EXTRACTO DEL DOCUMENTO:
Claude Monet: 'Hôtel des Roches Noires, Trouville', 1870. Musée D’Orsay, París, donación de M- Jacques Laroche, 1947
En esta tarea tuvieron también gran peso los coleccionistas y críticos Charles Ephrussi y Charles Haas, que comparecen en retratos de León Bonnat y James Tissot, transmutados en Charles Swann en la novela. Y John Ruskin, a quien Proust traduce ¡sin saber inglés! y a quien se dedica una sala, marcó en buena medida su interés por la arquitectura gótica francesa y por Venecia, desde donde Mariano Fortuny, a quien cita a menudo, impone su moda revival.
Hay que tener muy claro que Proust, quien a pesar de su esteticismo y de su mediana fortuna (heredada) no sintió la pulsión coleccionista, fue incapaz de apreciar el arte más innovador de su momento: ignoró a Van Gogh, Gauguin, Toulouse-Lautrec, Matisse, Modigliani, Brancusi… Amó la gran pintura francesa de Chardin, Watteau o Corot y la modernidad de artistas de la segunda mitad del XIX como Manet, Renoir, Monet o Whistler, todos ellos presentes en la muestra.

FILAS MOSTRADAS:
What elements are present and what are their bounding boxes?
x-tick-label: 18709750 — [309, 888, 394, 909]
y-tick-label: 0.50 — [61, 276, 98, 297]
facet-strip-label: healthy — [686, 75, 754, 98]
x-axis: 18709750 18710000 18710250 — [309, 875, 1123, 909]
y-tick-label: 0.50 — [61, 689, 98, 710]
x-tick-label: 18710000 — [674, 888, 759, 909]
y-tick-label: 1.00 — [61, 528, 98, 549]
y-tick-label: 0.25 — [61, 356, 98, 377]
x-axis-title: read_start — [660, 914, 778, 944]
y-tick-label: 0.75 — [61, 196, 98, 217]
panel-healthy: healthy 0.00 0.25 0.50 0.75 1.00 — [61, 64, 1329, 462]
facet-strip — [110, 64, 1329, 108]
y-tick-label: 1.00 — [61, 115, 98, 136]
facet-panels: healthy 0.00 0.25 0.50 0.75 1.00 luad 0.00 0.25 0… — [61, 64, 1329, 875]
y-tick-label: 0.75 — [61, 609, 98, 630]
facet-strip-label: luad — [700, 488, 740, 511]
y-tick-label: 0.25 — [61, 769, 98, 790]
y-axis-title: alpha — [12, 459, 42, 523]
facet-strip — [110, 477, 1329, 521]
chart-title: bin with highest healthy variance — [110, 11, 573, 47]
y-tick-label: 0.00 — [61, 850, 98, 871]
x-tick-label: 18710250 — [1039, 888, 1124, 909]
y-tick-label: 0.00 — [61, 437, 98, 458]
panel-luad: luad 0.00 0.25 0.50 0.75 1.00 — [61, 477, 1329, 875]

INSTRUCCIONES DE LA TAREA:
• a. Según el extracto del documento, ¿en qué personaje de la novela se transmutan Charles Ephrussi y Charles Haas?
• b. Copia del extracto del documento el fragmento que empieza en "Hay que tener" y termina en "en la muestra.".

SOLUCIONES:
• a. En Charles Swann.

• b.
Hay que tener muy claro que Proust, quien a pesar de su esteticismo y de su mediana fortuna (heredada) no sintió la pulsión coleccionista, fue incapaz de apreciar el arte más innovador de su momento: ignoró a Van Gogh, Gauguin, Toulouse-Lautrec, Matisse, Modigliani, Brancusi… Amó la gran pintura francesa de Chardin, Watteau o Corot y la modernidad de artistas de la segunda mitad del XIX como Manet, Renoir, Monet o Whistler, todos ellos presentes en la muestra.